Data shown
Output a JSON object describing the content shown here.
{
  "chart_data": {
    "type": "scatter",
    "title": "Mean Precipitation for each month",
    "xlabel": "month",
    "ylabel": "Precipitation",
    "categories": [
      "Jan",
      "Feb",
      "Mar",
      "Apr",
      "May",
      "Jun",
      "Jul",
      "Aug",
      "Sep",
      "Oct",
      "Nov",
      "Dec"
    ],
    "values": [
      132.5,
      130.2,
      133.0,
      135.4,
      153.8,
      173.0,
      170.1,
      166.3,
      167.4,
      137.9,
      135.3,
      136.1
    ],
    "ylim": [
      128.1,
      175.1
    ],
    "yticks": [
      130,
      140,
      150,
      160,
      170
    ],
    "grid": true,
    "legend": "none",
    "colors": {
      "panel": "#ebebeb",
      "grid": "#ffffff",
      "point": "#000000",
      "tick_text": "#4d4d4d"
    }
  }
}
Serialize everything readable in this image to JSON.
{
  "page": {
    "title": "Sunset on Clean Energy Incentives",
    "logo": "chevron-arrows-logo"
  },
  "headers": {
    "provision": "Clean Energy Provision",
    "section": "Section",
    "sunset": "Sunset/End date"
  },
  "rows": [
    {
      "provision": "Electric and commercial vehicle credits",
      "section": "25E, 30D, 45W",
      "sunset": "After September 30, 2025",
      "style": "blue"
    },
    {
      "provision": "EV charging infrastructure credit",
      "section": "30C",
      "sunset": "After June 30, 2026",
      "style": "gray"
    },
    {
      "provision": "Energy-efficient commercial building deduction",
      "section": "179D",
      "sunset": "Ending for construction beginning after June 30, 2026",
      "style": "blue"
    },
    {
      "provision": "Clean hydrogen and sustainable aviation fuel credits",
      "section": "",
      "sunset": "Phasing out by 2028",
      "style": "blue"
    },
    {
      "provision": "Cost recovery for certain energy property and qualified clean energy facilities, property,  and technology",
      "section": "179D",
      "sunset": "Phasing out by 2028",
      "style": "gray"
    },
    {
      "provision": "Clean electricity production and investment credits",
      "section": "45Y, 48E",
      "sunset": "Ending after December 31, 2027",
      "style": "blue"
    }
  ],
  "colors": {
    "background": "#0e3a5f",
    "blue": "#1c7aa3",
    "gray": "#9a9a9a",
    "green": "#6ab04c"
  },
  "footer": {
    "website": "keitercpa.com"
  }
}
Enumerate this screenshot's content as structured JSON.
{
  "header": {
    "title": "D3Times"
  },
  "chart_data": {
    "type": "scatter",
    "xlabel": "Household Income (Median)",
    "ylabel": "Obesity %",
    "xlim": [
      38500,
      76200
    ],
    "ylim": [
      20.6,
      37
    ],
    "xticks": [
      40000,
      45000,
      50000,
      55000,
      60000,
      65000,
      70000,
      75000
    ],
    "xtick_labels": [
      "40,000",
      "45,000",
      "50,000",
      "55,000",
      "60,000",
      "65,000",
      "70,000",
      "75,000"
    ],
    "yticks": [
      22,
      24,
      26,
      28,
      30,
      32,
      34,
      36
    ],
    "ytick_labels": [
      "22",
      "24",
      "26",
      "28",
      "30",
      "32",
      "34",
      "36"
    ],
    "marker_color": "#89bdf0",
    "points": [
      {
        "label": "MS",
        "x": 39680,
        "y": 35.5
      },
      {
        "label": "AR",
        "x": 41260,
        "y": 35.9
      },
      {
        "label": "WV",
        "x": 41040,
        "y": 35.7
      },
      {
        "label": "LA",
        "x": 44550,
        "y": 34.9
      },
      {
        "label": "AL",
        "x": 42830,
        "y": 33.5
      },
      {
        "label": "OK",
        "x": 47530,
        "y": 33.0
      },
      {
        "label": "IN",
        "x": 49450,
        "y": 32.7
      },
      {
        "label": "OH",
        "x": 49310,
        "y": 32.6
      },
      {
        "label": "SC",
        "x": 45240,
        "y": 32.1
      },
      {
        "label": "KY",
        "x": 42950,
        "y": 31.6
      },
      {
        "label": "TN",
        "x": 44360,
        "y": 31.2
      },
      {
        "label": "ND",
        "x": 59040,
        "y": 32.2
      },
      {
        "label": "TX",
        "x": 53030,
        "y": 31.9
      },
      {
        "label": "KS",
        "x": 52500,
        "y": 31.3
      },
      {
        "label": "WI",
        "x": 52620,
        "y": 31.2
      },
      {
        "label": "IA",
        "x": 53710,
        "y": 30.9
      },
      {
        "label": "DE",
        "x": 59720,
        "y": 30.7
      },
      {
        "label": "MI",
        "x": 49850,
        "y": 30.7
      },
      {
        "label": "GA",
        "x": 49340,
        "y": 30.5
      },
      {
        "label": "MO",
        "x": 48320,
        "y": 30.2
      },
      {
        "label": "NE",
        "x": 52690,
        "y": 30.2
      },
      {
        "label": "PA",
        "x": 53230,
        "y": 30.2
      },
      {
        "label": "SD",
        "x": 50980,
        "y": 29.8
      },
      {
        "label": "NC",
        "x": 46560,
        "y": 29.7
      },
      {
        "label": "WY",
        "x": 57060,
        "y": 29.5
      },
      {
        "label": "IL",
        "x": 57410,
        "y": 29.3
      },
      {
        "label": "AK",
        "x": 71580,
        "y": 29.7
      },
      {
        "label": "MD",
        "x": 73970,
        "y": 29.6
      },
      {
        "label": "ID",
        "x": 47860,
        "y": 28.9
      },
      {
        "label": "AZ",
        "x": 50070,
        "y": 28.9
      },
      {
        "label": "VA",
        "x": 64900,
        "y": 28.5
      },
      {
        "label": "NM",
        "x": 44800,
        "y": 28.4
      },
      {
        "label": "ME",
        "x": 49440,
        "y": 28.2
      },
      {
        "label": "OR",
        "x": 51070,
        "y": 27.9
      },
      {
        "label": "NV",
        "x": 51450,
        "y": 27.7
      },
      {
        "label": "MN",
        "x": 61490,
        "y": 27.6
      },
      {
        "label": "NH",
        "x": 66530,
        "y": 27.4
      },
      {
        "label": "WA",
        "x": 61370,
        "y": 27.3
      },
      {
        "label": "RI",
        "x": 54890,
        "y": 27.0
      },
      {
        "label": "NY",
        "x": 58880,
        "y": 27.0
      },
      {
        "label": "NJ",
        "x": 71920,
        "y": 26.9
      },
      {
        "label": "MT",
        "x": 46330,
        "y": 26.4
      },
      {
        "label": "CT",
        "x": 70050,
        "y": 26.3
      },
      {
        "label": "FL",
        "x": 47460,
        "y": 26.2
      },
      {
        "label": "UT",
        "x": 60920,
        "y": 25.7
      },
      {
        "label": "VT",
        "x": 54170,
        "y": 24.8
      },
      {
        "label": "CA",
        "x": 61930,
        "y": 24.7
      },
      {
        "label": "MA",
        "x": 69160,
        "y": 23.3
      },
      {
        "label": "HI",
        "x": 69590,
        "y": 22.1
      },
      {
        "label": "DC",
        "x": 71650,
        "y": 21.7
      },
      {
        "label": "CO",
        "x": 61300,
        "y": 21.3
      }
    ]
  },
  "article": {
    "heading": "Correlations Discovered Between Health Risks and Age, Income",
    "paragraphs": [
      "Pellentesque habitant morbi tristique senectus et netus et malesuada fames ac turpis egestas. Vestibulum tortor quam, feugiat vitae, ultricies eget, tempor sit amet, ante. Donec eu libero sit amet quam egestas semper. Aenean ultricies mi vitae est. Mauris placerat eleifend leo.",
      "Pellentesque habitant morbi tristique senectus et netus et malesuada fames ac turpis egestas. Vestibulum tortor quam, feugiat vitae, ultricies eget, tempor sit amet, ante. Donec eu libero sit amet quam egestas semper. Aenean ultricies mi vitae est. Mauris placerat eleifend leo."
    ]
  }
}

Exercise
Would you give the material above again, complete and exact?

Output below
Output a JSON object describing the content shown here.
{
  "chart_data": {
    "type": "scatter",
    "title": "Mean Precipitation for each month",
    "xlabel": "month",
    "ylabel": "Precipitation",
    "categories": [
      "Jan",
      "Feb",
      "Mar",
      "Apr",
      "May",
      "Jun",
      "Jul",
      "Aug",
      "Sep",
      "Oct",
      "Nov",
      "Dec"
    ],
    "values": [
      132.5,
      130.2,
      133.0,
      135.4,
      153.8,
      173.0,
      170.1,
      166.3,
      167.4,
      137.9,
      135.3,
      136.1
    ],
    "ylim": [
      128.1,
      175.1
    ],
    "yticks": [
      130,
      140,
      150,
      160,
      170
    ],
    "grid": true,
    "legend": "none",
    "colors": {
      "panel": "#ebebeb",
      "grid": "#ffffff",
      "point": "#000000",
      "tick_text": "#4d4d4d"
    }
  }
}
Serialize everything readable in this image to JSON.
{
  "page": {
    "title": "Sunset on Clean Energy Incentives",
    "logo": "chevron-arrows-logo"
  },
  "headers": {
    "provision": "Clean Energy Provision",
    "section": "Section",
    "sunset": "Sunset/End date"
  },
  "rows": [
    {
      "provision": "Electric and commercial vehicle credits",
      "section": "25E, 30D, 45W",
      "sunset": "After September 30, 2025",
      "style": "blue"
    },
    {
      "provision": "EV charging infrastructure credit",
      "section": "30C",
      "sunset": "After June 30, 2026",
      "style": "gray"
    },
    {
      "provision": "Energy-efficient commercial building deduction",
      "section": "179D",
      "sunset": "Ending for construction beginning after June 30, 2026",
      "style": "blue"
    },
    {
      "provision": "Clean hydrogen and sustainable aviation fuel credits",
      "section": "",
      "sunset": "Phasing out by 2028",
      "style": "blue"
    },
    {
      "provision": "Cost recovery for certain energy property and qualified clean energy facilities, property,  and technology",
      "section": "179D",
      "sunset": "Phasing out by 2028",
      "style": "gray"
    },
    {
      "provision": "Clean electricity production and investment credits",
      "section": "45Y, 48E",
      "sunset": "Ending after December 31, 2027",
      "style": "blue"
    }
  ],
  "colors": {
    "background": "#0e3a5f",
    "blue": "#1c7aa3",
    "gray": "#9a9a9a",
    "green": "#6ab04c"
  },
  "footer": {
    "website": "keitercpa.com"
  }
}
Enumerate this screenshot's content as structured JSON.
{
  "header": {
    "title": "D3Times"
  },
  "chart_data": {
    "type": "scatter",
    "xlabel": "Household Income (Median)",
    "ylabel": "Obesity %",
    "xlim": [
      38500,
      76200
    ],
    "ylim": [
      20.6,
      37
    ],
    "xticks": [
      40000,
      45000,
      50000,
      55000,
      60000,
      65000,
      70000,
      75000
    ],
    "xtick_labels": [
      "40,000",
      "45,000",
      "50,000",
      "55,000",
      "60,000",
      "65,000",
      "70,000",
      "75,000"
    ],
    "yticks": [
      22,
      24,
      26,
      28,
      30,
      32,
      34,
      36
    ],
    "ytick_labels": [
      "22",
      "24",
      "26",
      "28",
      "30",
      "32",
      "34",
      "36"
    ],
    "marker_color": "#89bdf0",
    "points": [
      {
        "label": "MS",
        "x": 39680,
        "y": 35.5
      },
      {
        "label": "AR",
        "x": 41260,
        "y": 35.9
      },
      {
        "label": "WV",
        "x": 41040,
        "y": 35.7
      },
      {
        "label": "LA",
        "x": 44550,
        "y": 34.9
      },
      {
        "label": "AL",
        "x": 42830,
        "y": 33.5
      },
      {
        "label": "OK",
        "x": 47530,
        "y": 33.0
      },
      {
        "label": "IN",
        "x": 49450,
        "y": 32.7
      },
      {
        "label": "OH",
        "x": 49310,
        "y": 32.6
      },
      {
        "label": "SC",
        "x": 45240,
        "y": 32.1
      },
      {
        "label": "KY",
        "x": 42950,
        "y": 31.6
      },
      {
        "label": "TN",
        "x": 44360,
        "y": 31.2
      },
      {
        "label": "ND",
        "x": 59040,
        "y": 32.2
      },
      {
        "label": "TX",
        "x": 53030,
        "y": 31.9
      },
      {
        "label": "KS",
        "x": 52500,
        "y": 31.3
      },
      {
        "label": "WI",
        "x": 52620,
        "y": 31.2
      },
      {
        "label": "IA",
        "x": 53710,
        "y": 30.9
      },
      {
        "label": "DE",
        "x": 59720,
        "y": 30.7
      },
      {
        "label": "MI",
        "x": 49850,
        "y": 30.7
      },
      {
        "label": "GA",
        "x": 49340,
        "y": 30.5
      },
      {
        "label": "MO",
        "x": 48320,
        "y": 30.2
      },
      {
        "label": "NE",
        "x": 52690,
        "y": 30.2
      },
      {
        "label": "PA",
        "x": 53230,
        "y": 30.2
      },
      {
        "label": "SD",
        "x": 50980,
        "y": 29.8
      },
      {
        "label": "NC",
        "x": 46560,
        "y": 29.7
      },
      {
        "label": "WY",
        "x": 57060,
        "y": 29.5
      },
      {
        "label": "IL",
        "x": 57410,
        "y": 29.3
      },
      {
        "label": "AK",
        "x": 71580,
        "y": 29.7
      },
      {
        "label": "MD",
        "x": 73970,
        "y": 29.6
      },
      {
        "label": "ID",
        "x": 47860,
        "y": 28.9
      },
      {
        "label": "AZ",
        "x": 50070,
        "y": 28.9
      },
      {
        "label": "VA",
        "x": 64900,
        "y": 28.5
      },
      {
        "label": "NM",
        "x": 44800,
        "y": 28.4
      },
      {
        "label": "ME",
        "x": 49440,
        "y": 28.2
      },
      {
        "label": "OR",
        "x": 51070,
        "y": 27.9
      },
      {
        "label": "NV",
        "x": 51450,
        "y": 27.7
      },
      {
        "label": "MN",
        "x": 61490,
        "y": 27.6
      },
      {
        "label": "NH",
        "x": 66530,
        "y": 27.4
      },
      {
        "label": "WA",
        "x": 61370,
        "y": 27.3
      },
      {
        "label": "RI",
        "x": 54890,
        "y": 27.0
      },
      {
        "label": "NY",
        "x": 58880,
        "y": 27.0
      },
      {
        "label": "NJ",
        "x": 71920,
        "y": 26.9
      },
      {
        "label": "MT",
        "x": 46330,
        "y": 26.4
      },
      {
        "label": "CT",
        "x": 70050,
        "y": 26.3
      },
      {
        "label": "FL",
        "x": 47460,
        "y": 26.2
      },
      {
        "label": "UT",
        "x": 60920,
        "y": 25.7
      },
      {
        "label": "VT",
        "x": 54170,
        "y": 24.8
      },
      {
        "label": "CA",
        "x": 61930,
        "y": 24.7
      },
      {
        "label": "MA",
        "x": 69160,
        "y": 23.3
      },
      {
        "label": "HI",
        "x": 69590,
        "y": 22.1
      },
      {
        "label": "DC",
        "x": 71650,
        "y": 21.7
      },
      {
        "label": "CO",
        "x": 61300,
        "y": 21.3
      }
    ]
  },
  "article": {
    "heading": "Correlations Discovered Between Health Risks and Age, Income",
    "paragraphs": [
      "Pellentesque habitant morbi tristique senectus et netus et malesuada fames ac turpis egestas. Vestibulum tortor quam, feugiat vitae, ultricies eget, tempor sit amet, ante. Donec eu libero sit amet quam egestas semper. Aenean ultricies mi vitae est. Mauris placerat eleifend leo.",
      "Pellentesque habitant morbi tristique senectus et netus et malesuada fames ac turpis egestas. Vestibulum tortor quam, feugiat vitae, ultricies eget, tempor sit amet, ante. Donec eu libero sit amet quam egestas semper. Aenean ultricies mi vitae est. Mauris placerat eleifend leo."
    ]
  }
}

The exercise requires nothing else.